WHAT THIS TASK INVOLVES:
Find the word "JSON" in the material below and gather every line that contains it.

== == ==

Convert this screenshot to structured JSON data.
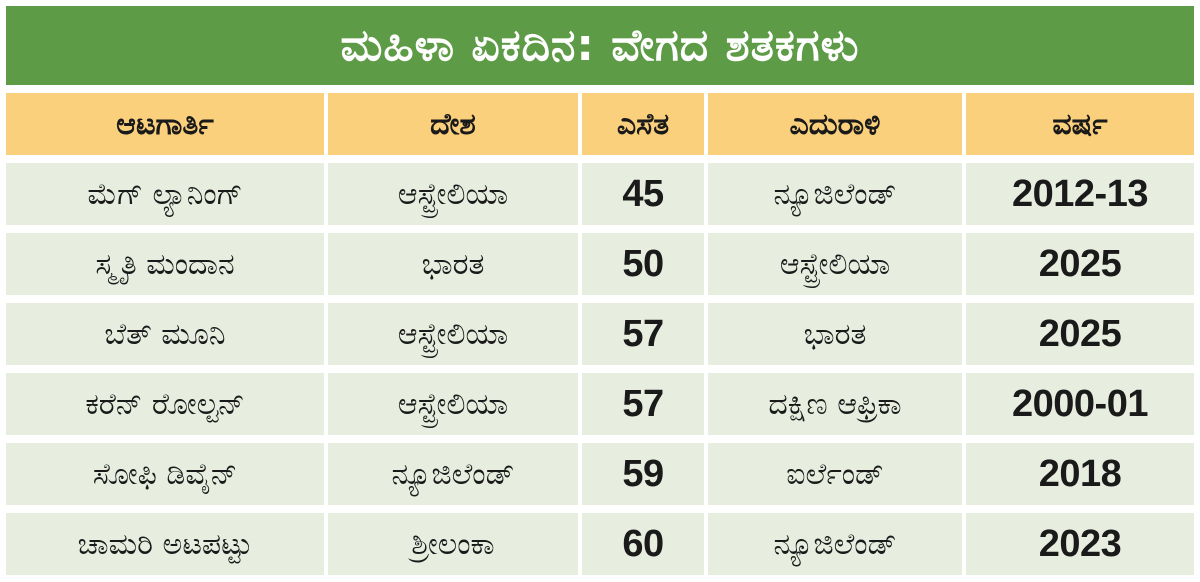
{
  "title": "ಮಹಿಳಾ ಏಕದಿನ: ವೇಗದ ಶತಕಗಳು",
  "columns": [
    "ಆಟಗಾರ್ತಿ",
    "ದೇಶ",
    "ಎಸೆತ",
    "ಎದುರಾಳಿ",
    "ವರ್ಷ"
  ],
  "rows": [
    [
      "ಮೆಗ್ ಲ್ಯಾನಿಂಗ್",
      "ಆಸ್ಟ್ರೇಲಿಯಾ",
      "45",
      "ನ್ಯೂಜಿಲೆಂಡ್",
      "2012-13"
    ],
    [
      "ಸ್ಮೃತಿ ಮಂದಾನ",
      "ಭಾರತ",
      "50",
      "ಆಸ್ಟ್ರೇಲಿಯಾ",
      "2025"
    ],
    [
      "ಬೆತ್ ಮೂನಿ",
      "ಆಸ್ಟ್ರೇಲಿಯಾ",
      "57",
      "ಭಾರತ",
      "2025"
    ],
    [
      "ಕರೆನ್ ರೋಲ್ಟನ್",
      "ಆಸ್ಟ್ರೇಲಿಯಾ",
      "57",
      "ದಕ್ಷಿಣ ಆಫ್ರಿಕಾ",
      "2000-01"
    ],
    [
      "ಸೋಫಿ ಡಿವೈನ್",
      "ನ್ಯೂಜಿಲೆಂಡ್",
      "59",
      "ಐರ್ಲೆಂಡ್",
      "2018"
    ],
    [
      "ಚಾಮರಿ ಅಟಪಟ್ಟು",
      "ಶ್ರೀಲಂಕಾ",
      "60",
      "ನ್ಯೂಜಿಲೆಂಡ್",
      "2023"
    ]
  ],
  "colors": {
    "title_background": "#5e9b47",
    "header_background": "#fbd07c",
    "row_background": "#e7eee0"
  }
}
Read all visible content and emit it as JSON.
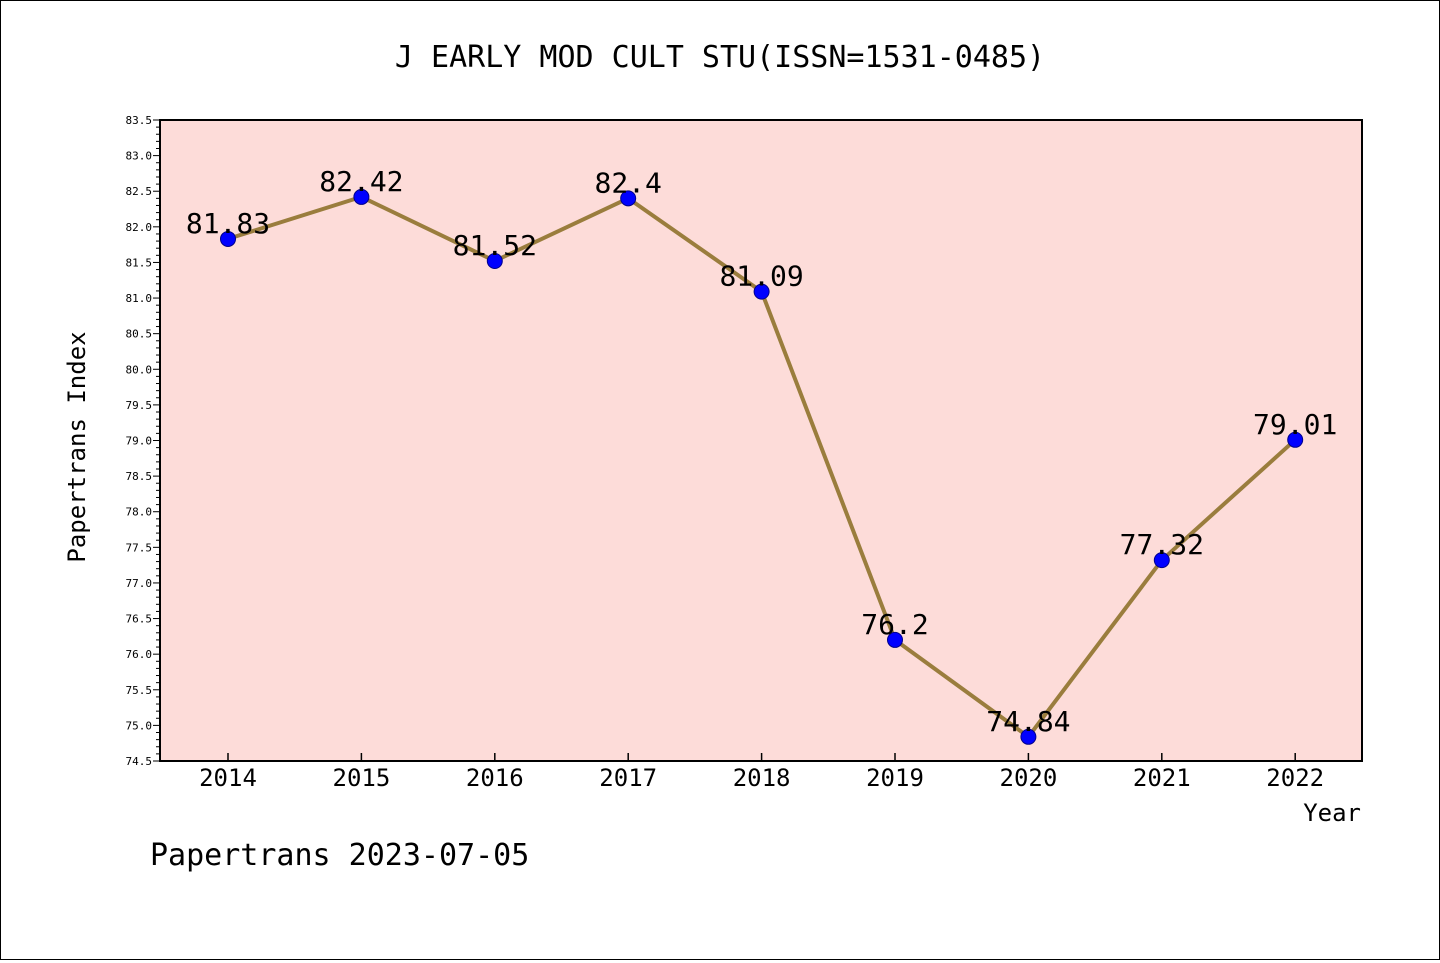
{
  "chart_data": {
    "type": "line",
    "title": "J EARLY MOD CULT STU(ISSN=1531-0485)",
    "xlabel": "Year",
    "ylabel": "Papertrans Index",
    "categories": [
      "2014",
      "2015",
      "2016",
      "2017",
      "2018",
      "2019",
      "2020",
      "2021",
      "2022"
    ],
    "values": [
      81.83,
      82.42,
      81.52,
      82.4,
      81.09,
      76.2,
      74.84,
      77.32,
      79.01
    ],
    "data_labels": [
      "81.83",
      "82.42",
      "81.52",
      "82.4",
      "81.09",
      "76.2",
      "74.84",
      "77.32",
      "79.01"
    ],
    "ylim": [
      74.5,
      83.5
    ],
    "yticks": [
      "74.5",
      "75.0",
      "75.5",
      "76.0",
      "76.5",
      "77.0",
      "77.5",
      "78.0",
      "78.5",
      "79.0",
      "79.5",
      "80.0",
      "80.5",
      "81.0",
      "81.5",
      "82.0",
      "82.5",
      "83.0",
      "83.5"
    ],
    "grid": false,
    "colors": {
      "plot_background": "#fddcd9",
      "line": "#9a7d3d",
      "marker": "#0000ff"
    }
  },
  "footer": "Papertrans 2023-07-05"
}
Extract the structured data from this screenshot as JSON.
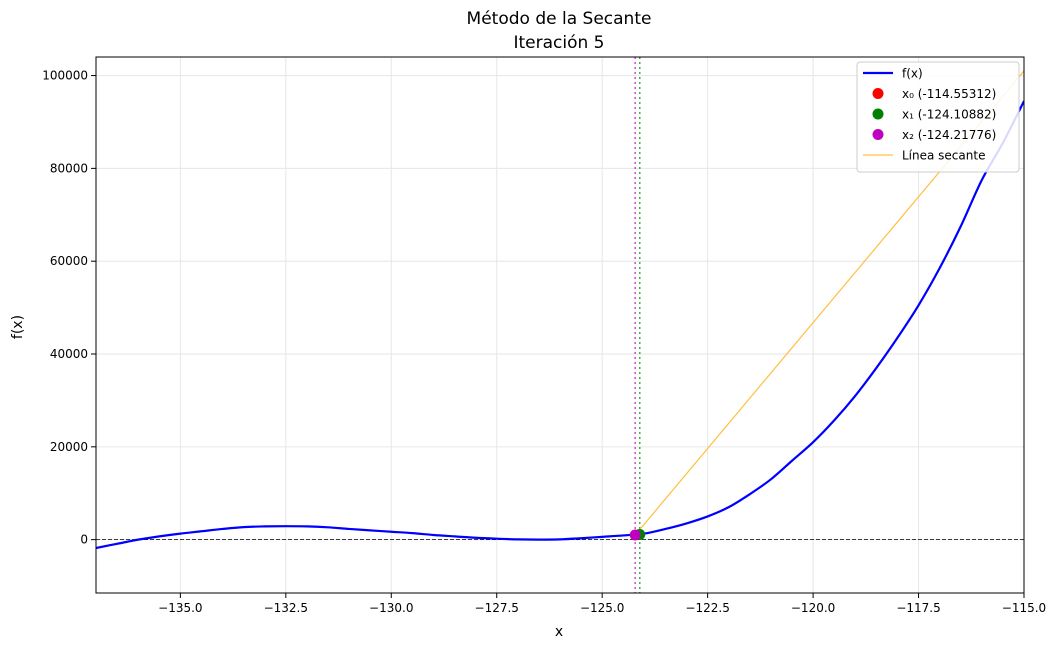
{
  "chart_data": {
    "type": "line",
    "title": "Método de la Secante",
    "subtitle": "Iteración 5",
    "xlabel": "x",
    "ylabel": "f(x)",
    "xlim": [
      -137,
      -115
    ],
    "ylim": [
      -11500,
      104000
    ],
    "grid": true,
    "legend_position": "top-right",
    "x_ticks": [
      -135.0,
      -132.5,
      -130.0,
      -127.5,
      -125.0,
      -122.5,
      -120.0,
      -117.5,
      -115.0
    ],
    "x_tick_labels": [
      "−135.0",
      "−132.5",
      "−130.0",
      "−127.5",
      "−125.0",
      "−122.5",
      "−120.0",
      "−117.5",
      "−115.0"
    ],
    "y_ticks": [
      0,
      20000,
      40000,
      60000,
      80000,
      100000
    ],
    "y_tick_labels": [
      "0",
      "20000",
      "40000",
      "60000",
      "80000",
      "100000"
    ],
    "curve": {
      "name": "f(x)",
      "color": "#0000ff",
      "x": [
        -137,
        -136.5,
        -136,
        -135.5,
        -135,
        -134.5,
        -134,
        -133.5,
        -133,
        -132.5,
        -132,
        -131.5,
        -131,
        -130.5,
        -130,
        -129.5,
        -129,
        -128.5,
        -128,
        -127.5,
        -127,
        -126.5,
        -126,
        -125.5,
        -125,
        -124.5,
        -124,
        -123.5,
        -123,
        -122.5,
        -122,
        -121.5,
        -121,
        -120.5,
        -120,
        -119.5,
        -119,
        -118.5,
        -118,
        -117.5,
        -117,
        -116.5,
        -116,
        -115.5,
        -115
      ],
      "y": [
        -1800,
        -900,
        0,
        700,
        1300,
        1800,
        2300,
        2700,
        2850,
        2900,
        2850,
        2650,
        2300,
        2000,
        1700,
        1400,
        1000,
        700,
        400,
        200,
        50,
        0,
        50,
        300,
        600,
        900,
        1300,
        2300,
        3500,
        5000,
        7000,
        9800,
        13000,
        17000,
        21000,
        25700,
        31000,
        37000,
        43500,
        50500,
        58500,
        67500,
        77500,
        85500,
        94500
      ]
    },
    "points": [
      {
        "label": "x₀ (-114.55312)",
        "x": -114.55312,
        "y": 104000,
        "color": "#ff0000"
      },
      {
        "label": "x₁ (-124.10882)",
        "x": -124.10882,
        "y": 1100,
        "color": "#008000"
      },
      {
        "label": "x₂ (-124.21776)",
        "x": -124.21776,
        "y": 1000,
        "color": "#bf00bf"
      }
    ],
    "secant": {
      "label": "Línea secante",
      "color": "#ffbf40",
      "x": [
        -124.21776,
        -115
      ],
      "y": [
        1000,
        101000
      ]
    },
    "zero_line": {
      "y": 0,
      "color": "#000000"
    },
    "vlines": [
      {
        "x": -124.21776,
        "color": "#bf00bf"
      },
      {
        "x": -124.10882,
        "color": "#008000"
      }
    ]
  }
}
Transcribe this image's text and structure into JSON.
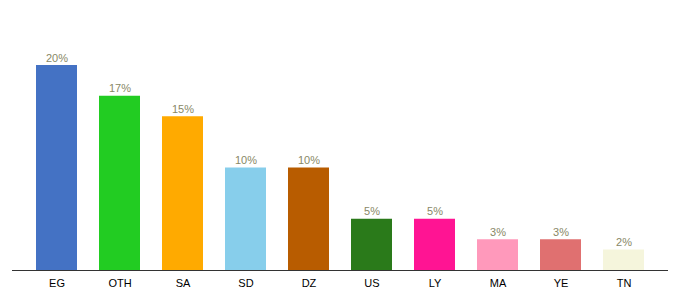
{
  "chart_data": {
    "type": "bar",
    "categories": [
      "EG",
      "OTH",
      "SA",
      "SD",
      "DZ",
      "US",
      "LY",
      "MA",
      "YE",
      "TN"
    ],
    "values": [
      20,
      17,
      15,
      10,
      10,
      5,
      5,
      3,
      3,
      2
    ],
    "value_labels": [
      "20%",
      "17%",
      "15%",
      "10%",
      "10%",
      "5%",
      "5%",
      "3%",
      "3%",
      "2%"
    ],
    "colors": [
      "#4472c4",
      "#22cc22",
      "#ffaa00",
      "#87ceeb",
      "#b85c00",
      "#2a7a1a",
      "#ff1493",
      "#ff99bb",
      "#e07070",
      "#f5f5dc"
    ],
    "ylim": [
      0,
      24
    ],
    "data_labels": true,
    "tick_labels": "x",
    "grid": false
  }
}
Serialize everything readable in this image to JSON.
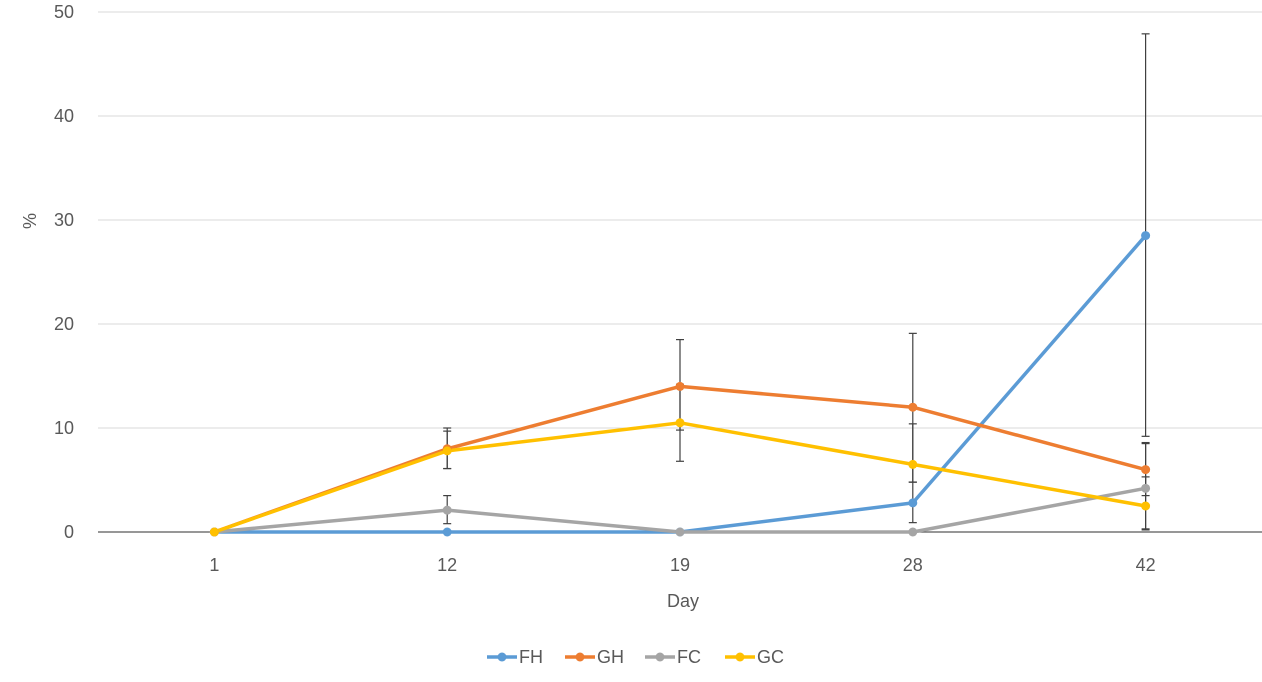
{
  "chart_data": {
    "type": "line",
    "xlabel": "Day",
    "ylabel": "%",
    "categories": [
      "1",
      "12",
      "19",
      "28",
      "42"
    ],
    "ylim": [
      0,
      50
    ],
    "yticks": [
      0,
      10,
      20,
      30,
      40,
      50
    ],
    "grid": "horizontal",
    "legend_position": "bottom",
    "series": [
      {
        "name": "FH",
        "color": "#5B9BD5",
        "values": [
          0,
          0,
          0,
          2.8,
          28.5
        ],
        "error_low": [
          0,
          0,
          0,
          1.9,
          19.3
        ],
        "error_high": [
          0,
          0,
          0,
          2.0,
          19.4
        ]
      },
      {
        "name": "GH",
        "color": "#ED7D31",
        "values": [
          0,
          8.0,
          14.0,
          12.0,
          6.0
        ],
        "error_low": [
          0,
          1.9,
          4.2,
          7.2,
          2.5
        ],
        "error_high": [
          0,
          1.7,
          4.5,
          7.1,
          2.6
        ]
      },
      {
        "name": "FC",
        "color": "#A5A5A5",
        "values": [
          0,
          2.1,
          0,
          0,
          4.2
        ],
        "error_low": [
          0,
          1.3,
          0,
          0,
          4.0
        ],
        "error_high": [
          0,
          1.4,
          0,
          0,
          4.3
        ]
      },
      {
        "name": "GC",
        "color": "#FFC000",
        "values": [
          0,
          7.8,
          10.5,
          6.5,
          2.5
        ],
        "error_low": [
          0,
          1.7,
          3.7,
          1.7,
          2.2
        ],
        "error_high": [
          0,
          2.2,
          3.7,
          3.9,
          2.8
        ]
      }
    ]
  }
}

== == ==

EXPECTED ANSWER:
Convert this screenshot to structured JSON data.
Read all visible content and emit it as JSON.
Extract the structured data from this screenshot as JSON.
Transcribe this image's text and structure into JSON.
Serialize everything readable in this image to JSON.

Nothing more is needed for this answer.